■ WRITTEN INSTRUCTION
List all lines of the data containing the word "critical".

■ DATA EXCERPTS

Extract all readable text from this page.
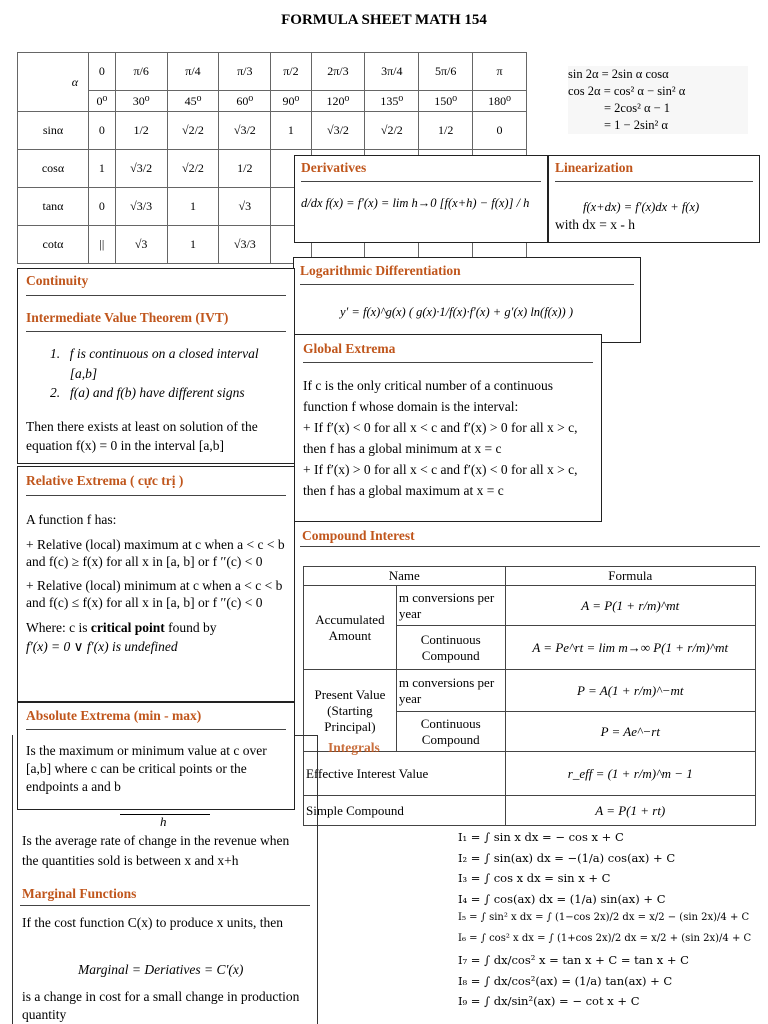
FORMULA SHEET MATH 154
α	0	π/6	π/4	π/3	π/2	2π/3	3π/4	5π/6	π
	0⁰	30⁰	45⁰	60⁰	90⁰	120⁰	135⁰	150⁰	180⁰
sinα	0	1/2	√2/2	√3/2	1	√3/2	√2/2	1/2	0
cosα	1	√3/2	√2/2	1/2					
tanα	0	√3/3	1	√3					
cotα	||	√3	1	√3/3					
sin 2α = 2sin α cosα
cos 2α = cos² α − sin² α
= 2cos² α − 1
= 1 − 2sin² α
Derivatives
d/dx f(x) = f′(x) = lim h→0 [f(x+h) − f(x)] / h
Linearization
f(x+dx) = f′(x)dx + f(x)
with dx = x - h
Logarithmic Differentiation
y′ = f(x)^g(x) ( g(x)·1/f(x)·f′(x) + g′(x) ln(f(x)) )
Continuity
Intermediate Value Theorem (IVT)
1. f is continuous on a closed interval [a,b]
2. f(a) and f(b) have different signs
Then there exists at least on solution of the equation f(x) = 0 in the interval [a,b]
Relative Extrema ( cực trị )
A function f has:
+ Relative (local) maximum at c when a < c < b and f(c) ≥ f(x) for all x in [a, b] or f ′′(c) < 0
+ Relative (local) minimum at c when a < c < b and f(c) ≤ f(x) for all x in [a, b] or f ′′(c) < 0
Where: c is critical point found by
f′(x) = 0 ∨ f′(x) is undefined
Global Extrema
If c is the only critical number of a continuous function f whose domain is the interval:
+ If f′(x) < 0 for all x < c and f′(x) > 0 for all x > c, then f has a global minimum at x = c
+ If f′(x) > 0 for all x < c and f′(x) < 0 for all x > c, then f has a global maximum at x = c
Compound Interest
Name		Formula
Accumulated Amount	m conversions per year	A = P(1 + r/m)^mt
	Continuous Compound	A = Pe^rt = lim m→∞ P(1 + r/m)^mt
Present Value (Starting Principal)	m conversions per year	P = A(1 + r/m)^−mt
	Continuous Compound	P = Ae^−rt
Effective Interest Value		r_eff = (1 + r/m)^m − 1
Simple Compound		A = P(1 + rt)
Integrals
I₁ = ∫ sin x dx = − cos x + C
I₂ = ∫ sin(ax) dx = −(1/a) cos(ax) + C
I₃ = ∫ cos x dx = sin x + C
I₄ = ∫ cos(ax) dx = (1/a) sin(ax) + C
I₅ = ∫ sin² x dx = ∫ (1−cos 2x)/2 dx = x/2 − (sin 2x)/4 + C
I₆ = ∫ cos² x dx = ∫ (1+cos 2x)/2 dx = x/2 + (sin 2x)/4 + C
I₇ = ∫ dx/cos² x = tan x + C = tan x + C
I₈ = ∫ dx/cos²(ax) = (1/a) tan(ax) + C
I₉ = ∫ dx/sin²(ax) = − cot x + C
Absolute Extrema (min - max)
Is the maximum or minimum value at c over [a,b] where c can be critical points or the endpoints a and b
h
Is the average rate of change in the revenue when the quantities sold is between x and x+h
Marginal Functions
If the cost function C(x) to produce x units, then
Marginal = Deriatives = C′(x)
is a change in cost for a small change in production quantity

■ ANSWER TO THE TASK
Where: c is critical point found by
If c is the only critical number of a continuous function f whose domain is the interval:
Is the maximum or minimum value at c over [a,b] where c can be critical points or the endpoints a and b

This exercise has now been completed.